[BEGIN]

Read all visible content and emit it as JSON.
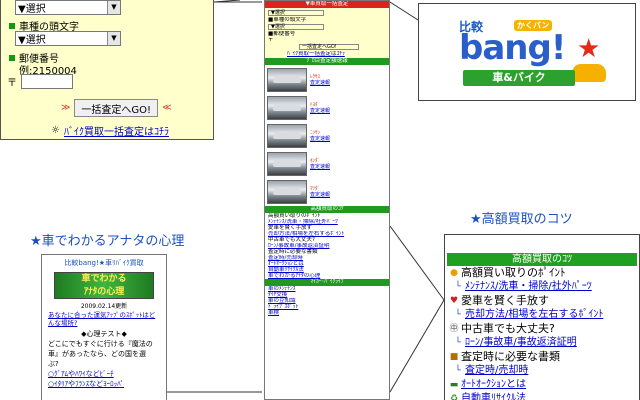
{
  "form_panel": {
    "select1": "▼選択",
    "initial_label": "車種の頭文字",
    "select2": "▼選択",
    "zip_label": "郵便番号",
    "zip_example": "例:2150004",
    "zip_prefix": "〒",
    "zip_value": "",
    "submit": "一括査定へGO!",
    "submit_prefix": "≫",
    "submit_suffix": "≪",
    "bike_link": "ﾊﾞｲｸ買取一括査定はｺﾁﾗ"
  },
  "phone_page": {
    "top_bar": "▼車買取一括査定",
    "select_lines": [
      "▼選択",
      "■車種の頭文字",
      "▼選択",
      "■郵便番号",
      "〒"
    ],
    "submit": "一括査定へGO!",
    "bike_link": "ﾊﾞｲｸ買取一括査定はｺﾁﾗ",
    "ranking_bar": "ｿﾞﾛ目査定額速報",
    "cars": [
      {
        "label": "ﾚｸｻｽ",
        "link": "査定速報"
      },
      {
        "label": "ﾄﾖﾀ",
        "link": "査定速報"
      },
      {
        "label": "ﾆｯｻﾝ",
        "link": "査定速報"
      },
      {
        "label": "ﾎﾝﾀﾞ",
        "link": "査定速報"
      },
      {
        "label": "ﾏﾂﾀﾞ",
        "link": "査定速報"
      }
    ],
    "tips_bar": "高額買取のｺﾂ",
    "tips_lines": [
      "高額買い取りのﾎﾟｲﾝﾄ",
      "ﾒﾝﾃﾅﾝｽ/洗車・掃除/社外ﾊﾟｰﾂ",
      "愛車を賢く手放す",
      "売却方法/相場を左右するﾎﾟｲﾝﾄ",
      "中古車でも大丈夫?",
      "ﾛｰﾝ/事故車/事故返済証明",
      "査定時に必要な書類",
      "査定時/売却時",
      "ｵｰﾄｵｰｸｼｮﾝとは",
      "自動車ﾘｻｲｸﾙ法",
      "車でわかるｱﾅﾀの心理"
    ],
    "bottom_bar": "ﾏｲｶｰ･ﾊﾞｲｸﾗｲﾌ",
    "bottom_lines": [
      "車のﾒﾝﾃﾅﾝｽ",
      "ﾀｲﾔ交換",
      "車の豆知識",
      "ﾄﾞﾗｲﾌﾞｽﾎﾟｯﾄ",
      "車検"
    ]
  },
  "logo": {
    "top": "比較",
    "wide": "かくバン",
    "main": "bang!",
    "star": "★",
    "bar": "車&バイク"
  },
  "headings": {
    "tips": "★高額買取のコツ",
    "psychology": "★車でわかるアナタの心理"
  },
  "psy_page": {
    "header": "比較bang!★車ﾘﾊﾞｲｸ買取",
    "banner_line1": "車でわかる",
    "banner_line2": "ｱﾅﾀの心理",
    "date": "2009.02.14更新",
    "question_link": "あなたに合った運気ｱｯﾌﾟのｽﾎﾟｯﾄはどんな場所?",
    "test_title": "◆心理テスト◆",
    "body1": "どこにでもすぐに行ける『魔法の",
    "body2": "車』があったなら、どの国を選",
    "body3": "ぶ?",
    "options": [
      "○ｸﾞｱﾑやﾊﾜｲなどﾋﾞｰﾁ",
      "○ｲﾀﾘｱやﾌﾗﾝｽなどﾖｰﾛｯﾊﾟ"
    ]
  },
  "tips_panel": {
    "bar": "高額買取のｺﾂ",
    "lines": [
      {
        "text": "高額買い取りのﾎﾟｲﾝﾄ",
        "link": false
      },
      {
        "text": "ﾒﾝﾃﾅﾝｽ/洗車・掃除/社外ﾊﾟｰﾂ",
        "link": true
      },
      {
        "text": "愛車を賢く手放す",
        "link": false
      },
      {
        "text": "売却方法/相場を左右するﾎﾟｲﾝﾄ",
        "link": true
      },
      {
        "text": "中古車でも大丈夫?",
        "link": false
      },
      {
        "text": "ﾛｰﾝ/事故車/事故返済証明",
        "link": true
      },
      {
        "text": "査定時に必要な書類",
        "link": false
      },
      {
        "text": "査定時/売却時",
        "link": true
      },
      {
        "text": "ｵｰﾄｵｰｸｼｮﾝとは",
        "link": true
      },
      {
        "text": "自動車ﾘｻｲｸﾙ法",
        "link": true
      }
    ]
  },
  "colors": {
    "green_bar": "#20a020",
    "link_blue": "#0000cc",
    "heading_blue": "#1a50c0",
    "panel_yellow": "#ffffcc"
  }
}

[END]

THE REQUEST:
Reproduce the material in full, word for word, and omit the pictures.

SOLUTION TO THIS TASK:
Read all visible content and emit it as JSON.
{
  "form_panel": {
    "select1": "▼選択",
    "initial_label": "車種の頭文字",
    "select2": "▼選択",
    "zip_label": "郵便番号",
    "zip_example": "例:2150004",
    "zip_prefix": "〒",
    "zip_value": "",
    "submit": "一括査定へGO!",
    "submit_prefix": "≫",
    "submit_suffix": "≪",
    "bike_link": "ﾊﾞｲｸ買取一括査定はｺﾁﾗ"
  },
  "phone_page": {
    "top_bar": "▼車買取一括査定",
    "select_lines": [
      "▼選択",
      "■車種の頭文字",
      "▼選択",
      "■郵便番号",
      "〒"
    ],
    "submit": "一括査定へGO!",
    "bike_link": "ﾊﾞｲｸ買取一括査定はｺﾁﾗ",
    "ranking_bar": "ｿﾞﾛ目査定額速報",
    "cars": [
      {
        "label": "ﾚｸｻｽ",
        "link": "査定速報"
      },
      {
        "label": "ﾄﾖﾀ",
        "link": "査定速報"
      },
      {
        "label": "ﾆｯｻﾝ",
        "link": "査定速報"
      },
      {
        "label": "ﾎﾝﾀﾞ",
        "link": "査定速報"
      },
      {
        "label": "ﾏﾂﾀﾞ",
        "link": "査定速報"
      }
    ],
    "tips_bar": "高額買取のｺﾂ",
    "tips_lines": [
      "高額買い取りのﾎﾟｲﾝﾄ",
      "ﾒﾝﾃﾅﾝｽ/洗車・掃除/社外ﾊﾟｰﾂ",
      "愛車を賢く手放す",
      "売却方法/相場を左右するﾎﾟｲﾝﾄ",
      "中古車でも大丈夫?",
      "ﾛｰﾝ/事故車/事故返済証明",
      "査定時に必要な書類",
      "査定時/売却時",
      "ｵｰﾄｵｰｸｼｮﾝとは",
      "自動車ﾘｻｲｸﾙ法",
      "車でわかるｱﾅﾀの心理"
    ],
    "bottom_bar": "ﾏｲｶｰ･ﾊﾞｲｸﾗｲﾌ",
    "bottom_lines": [
      "車のﾒﾝﾃﾅﾝｽ",
      "ﾀｲﾔ交換",
      "車の豆知識",
      "ﾄﾞﾗｲﾌﾞｽﾎﾟｯﾄ",
      "車検"
    ]
  },
  "logo": {
    "top": "比較",
    "wide": "かくバン",
    "main": "bang!",
    "star": "★",
    "bar": "車&バイク"
  },
  "headings": {
    "tips": "★高額買取のコツ",
    "psychology": "★車でわかるアナタの心理"
  },
  "psy_page": {
    "header": "比較bang!★車ﾘﾊﾞｲｸ買取",
    "banner_line1": "車でわかる",
    "banner_line2": "ｱﾅﾀの心理",
    "date": "2009.02.14更新",
    "question_link": "あなたに合った運気ｱｯﾌﾟのｽﾎﾟｯﾄはどんな場所?",
    "test_title": "◆心理テスト◆",
    "body1": "どこにでもすぐに行ける『魔法の",
    "body2": "車』があったなら、どの国を選",
    "body3": "ぶ?",
    "options": [
      "○ｸﾞｱﾑやﾊﾜｲなどﾋﾞｰﾁ",
      "○ｲﾀﾘｱやﾌﾗﾝｽなどﾖｰﾛｯﾊﾟ"
    ]
  },
  "tips_panel": {
    "bar": "高額買取のｺﾂ",
    "lines": [
      {
        "text": "高額買い取りのﾎﾟｲﾝﾄ",
        "link": false
      },
      {
        "text": "ﾒﾝﾃﾅﾝｽ/洗車・掃除/社外ﾊﾟｰﾂ",
        "link": true
      },
      {
        "text": "愛車を賢く手放す",
        "link": false
      },
      {
        "text": "売却方法/相場を左右するﾎﾟｲﾝﾄ",
        "link": true
      },
      {
        "text": "中古車でも大丈夫?",
        "link": false
      },
      {
        "text": "ﾛｰﾝ/事故車/事故返済証明",
        "link": true
      },
      {
        "text": "査定時に必要な書類",
        "link": false
      },
      {
        "text": "査定時/売却時",
        "link": true
      },
      {
        "text": "ｵｰﾄｵｰｸｼｮﾝとは",
        "link": true
      },
      {
        "text": "自動車ﾘｻｲｸﾙ法",
        "link": true
      }
    ]
  },
  "colors": {
    "green_bar": "#20a020",
    "link_blue": "#0000cc",
    "heading_blue": "#1a50c0",
    "panel_yellow": "#ffffcc"
  }
}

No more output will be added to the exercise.